# Why You Should Watermark Your Photos



## Jim Gratiot (Jun 11, 2009)

Careful, or this could happen to you...

Mo. family Christmas photo turns up in Czech ad - Yahoo! News


----------



## PhilGarber (Jun 11, 2009)

Damnit, I thought I found this first :greenpbl:. Yeah..pretty interesting. Glad no damage came of it.


----------



## KmH (Jun 11, 2009)

Jim Gratiot said:


> Careful, or this could happen to you...
> 
> Mo. family Christmas photo turns up in Czech ad - Yahoo! News


Is that wild or what. Can you believe the guy that ripped off the image said he would send an email apologising for using the image? He thought it was computer generated? Which is still a copyrighted image?

Geez..........


----------



## musicaleCA (Jun 11, 2009)

Jim, on the topic of watermarking&#8212;and this is really addressed to everyone&#8212;how far do you take it?

## Material provided
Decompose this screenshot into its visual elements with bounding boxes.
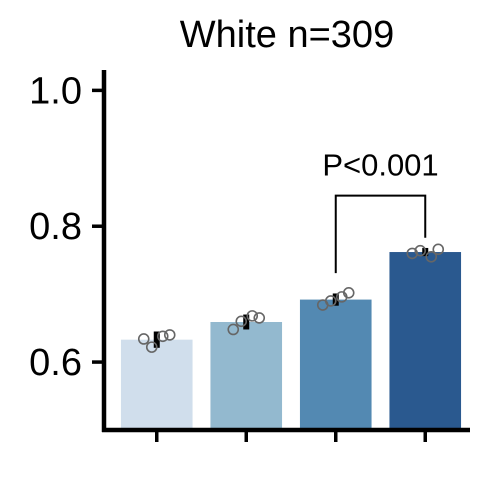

## Stated task
Print everything in the watermarking thread above from "Is that wild" down to "you take it?", copied word for word.

## Full output
Is that wild or what. Can you believe the guy that ripped off the image said he would send an email apologising for using the image? He thought it was computer generated? Which is still a copyrighted image?

Geez..........


----------



## musicaleCA (Jun 11, 2009)

Jim, on the topic of watermarking&#8212;and this is really addressed to everyone&#8212;how far do you take it?